═════ TASK MATERIAL ═════

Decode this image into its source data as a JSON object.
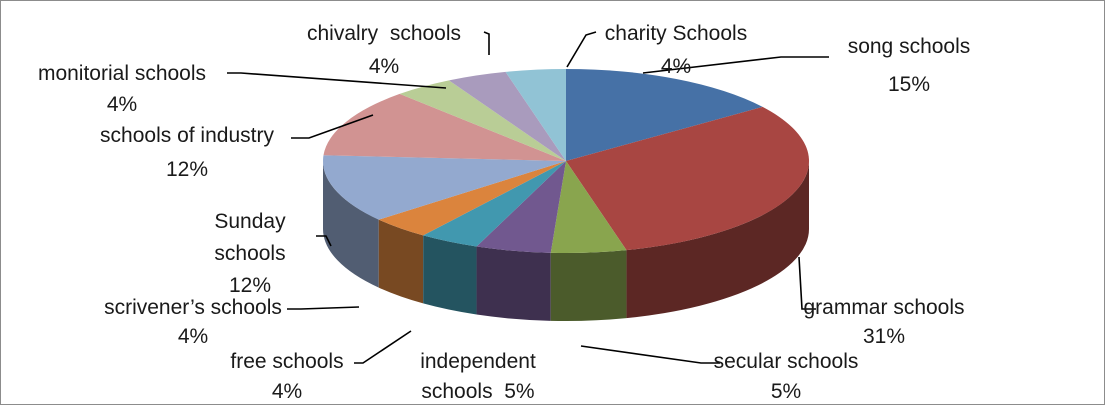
{
  "chart_data": {
    "type": "pie",
    "style": "3d",
    "start_angle_deg": 90,
    "direction": "clockwise",
    "slices": [
      {
        "label": "song schools",
        "value_label": "15%",
        "value": 15,
        "color": "#4671a6"
      },
      {
        "label": "grammar schools",
        "value_label": "31%",
        "value": 31,
        "color": "#a84642"
      },
      {
        "label": "secular schools",
        "value_label": "5%",
        "value": 5,
        "color": "#89a54e"
      },
      {
        "label": "independent schools",
        "label_lines": [
          "independent",
          "schools  5%"
        ],
        "value_label": "5%",
        "value": 5,
        "color": "#71588f"
      },
      {
        "label": "free schools",
        "value_label": "4%",
        "value": 4,
        "color": "#4198af"
      },
      {
        "label": "scrivener’s schools",
        "value_label": "4%",
        "value": 4,
        "color": "#db843d"
      },
      {
        "label": "Sunday schools",
        "label_lines": [
          "Sunday",
          "schools",
          "12%"
        ],
        "value_label": "12%",
        "value": 12,
        "color": "#93a9cf"
      },
      {
        "label": "schools of industry",
        "value_label": "12%",
        "value": 12,
        "color": "#d19392"
      },
      {
        "label": "monitorial schools",
        "value_label": "4%",
        "value": 4,
        "color": "#b9cd96"
      },
      {
        "label": "chivalry  schools",
        "value_label": "4%",
        "value": 4,
        "color": "#a99bbd"
      },
      {
        "label": "charity Schools",
        "value_label": "4%",
        "value": 4,
        "color": "#91c3d5"
      }
    ]
  }
}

═════

__GIVEN PROBLEM__
Every entry must be reproduced exactly, with the images left out.

__EXERCISE OUTPUT__
Decode this image into its source data as a JSON object.
{
  "chart_data": {
    "type": "pie",
    "style": "3d",
    "start_angle_deg": 90,
    "direction": "clockwise",
    "slices": [
      {
        "label": "song schools",
        "value_label": "15%",
        "value": 15,
        "color": "#4671a6"
      },
      {
        "label": "grammar schools",
        "value_label": "31%",
        "value": 31,
        "color": "#a84642"
      },
      {
        "label": "secular schools",
        "value_label": "5%",
        "value": 5,
        "color": "#89a54e"
      },
      {
        "label": "independent schools",
        "label_lines": [
          "independent",
          "schools  5%"
        ],
        "value_label": "5%",
        "value": 5,
        "color": "#71588f"
      },
      {
        "label": "free schools",
        "value_label": "4%",
        "value": 4,
        "color": "#4198af"
      },
      {
        "label": "scrivener’s schools",
        "value_label": "4%",
        "value": 4,
        "color": "#db843d"
      },
      {
        "label": "Sunday schools",
        "label_lines": [
          "Sunday",
          "schools",
          "12%"
        ],
        "value_label": "12%",
        "value": 12,
        "color": "#93a9cf"
      },
      {
        "label": "schools of industry",
        "value_label": "12%",
        "value": 12,
        "color": "#d19392"
      },
      {
        "label": "monitorial schools",
        "value_label": "4%",
        "value": 4,
        "color": "#b9cd96"
      },
      {
        "label": "chivalry  schools",
        "value_label": "4%",
        "value": 4,
        "color": "#a99bbd"
      },
      {
        "label": "charity Schools",
        "value_label": "4%",
        "value": 4,
        "color": "#91c3d5"
      }
    ]
  }
}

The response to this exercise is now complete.